GIVEN INSTRUCTION:
Transcribe every line exactly and omit anything that is a picture.

Recorded data

+ + +

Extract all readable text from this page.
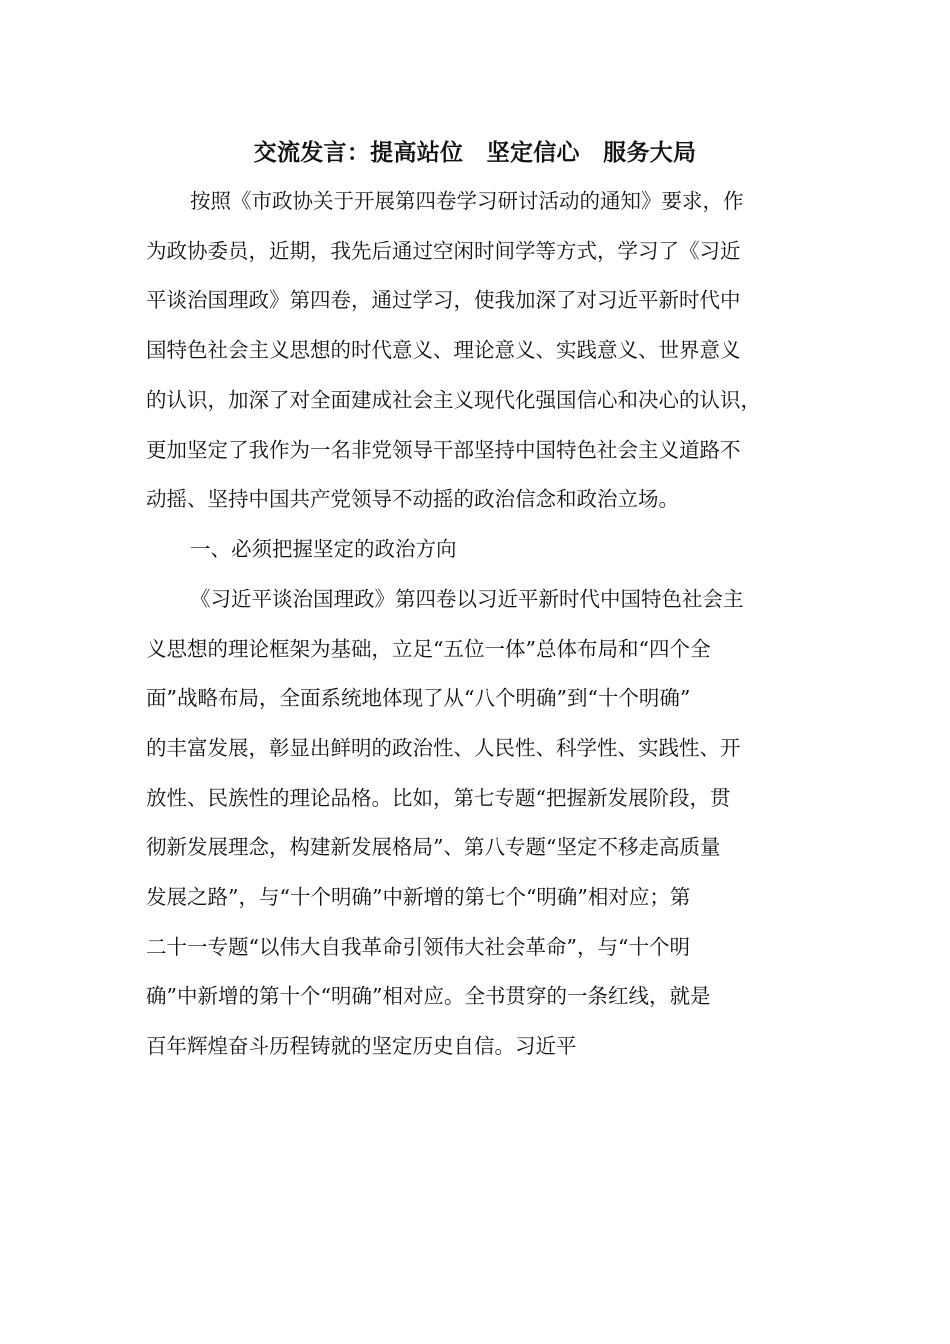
交流发言：提高站位　坚定信心　服务大局

按照《市政协关于开展第四卷学习研讨活动的通知》要求，作

为政协委员，近期，我先后通过空闲时间学等方式，学习了《习近

平谈治国理政》第四卷，通过学习，使我加深了对习近平新时代中

国特色社会主义思想的时代意义、理论意义、实践意义、世界意义

的认识，加深了对全面建成社会主义现代化强国信心和决心的认识，

更加坚定了我作为一名非党领导干部坚持中国特色社会主义道路不

动摇、坚持中国共产党领导不动摇的政治信念和政治立场。

一、必须把握坚定的政治方向

《习近平谈治国理政》第四卷以习近平新时代中国特色社会主

义思想的理论框架为基础，立足“五位一体”总体布局和“四个全

面”战略布局，全面系统地体现了从“八个明确”到“十个明确”

的丰富发展，彰显出鲜明的政治性、人民性、科学性、实践性、开

放性、民族性的理论品格。比如，第七专题“把握新发展阶段，贯

彻新发展理念，构建新发展格局”、第八专题“坚定不移走高质量

发展之路”，与“十个明确”中新增的第七个“明确”相对应；第

二十一专题“以伟大自我革命引领伟大社会革命”，与“十个明

确”中新增的第十个“明确”相对应。全书贯穿的一条红线，就是

百年辉煌奋斗历程铸就的坚定历史自信。习近平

+ + +

RESULT BELOW:
Extract all readable text from this page.
交流发言：提高站位　坚定信心　服务大局

按照《市政协关于开展第四卷学习研讨活动的通知》要求，作

为政协委员，近期，我先后通过空闲时间学等方式，学习了《习近

平谈治国理政》第四卷，通过学习，使我加深了对习近平新时代中

国特色社会主义思想的时代意义、理论意义、实践意义、世界意义

的认识，加深了对全面建成社会主义现代化强国信心和决心的认识，

更加坚定了我作为一名非党领导干部坚持中国特色社会主义道路不

动摇、坚持中国共产党领导不动摇的政治信念和政治立场。

一、必须把握坚定的政治方向

《习近平谈治国理政》第四卷以习近平新时代中国特色社会主

义思想的理论框架为基础，立足“五位一体”总体布局和“四个全

面”战略布局，全面系统地体现了从“八个明确”到“十个明确”

的丰富发展，彰显出鲜明的政治性、人民性、科学性、实践性、开

放性、民族性的理论品格。比如，第七专题“把握新发展阶段，贯

彻新发展理念，构建新发展格局”、第八专题“坚定不移走高质量

发展之路”，与“十个明确”中新增的第七个“明确”相对应；第

二十一专题“以伟大自我革命引领伟大社会革命”，与“十个明

确”中新增的第十个“明确”相对应。全书贯穿的一条红线，就是

百年辉煌奋斗历程铸就的坚定历史自信。习近平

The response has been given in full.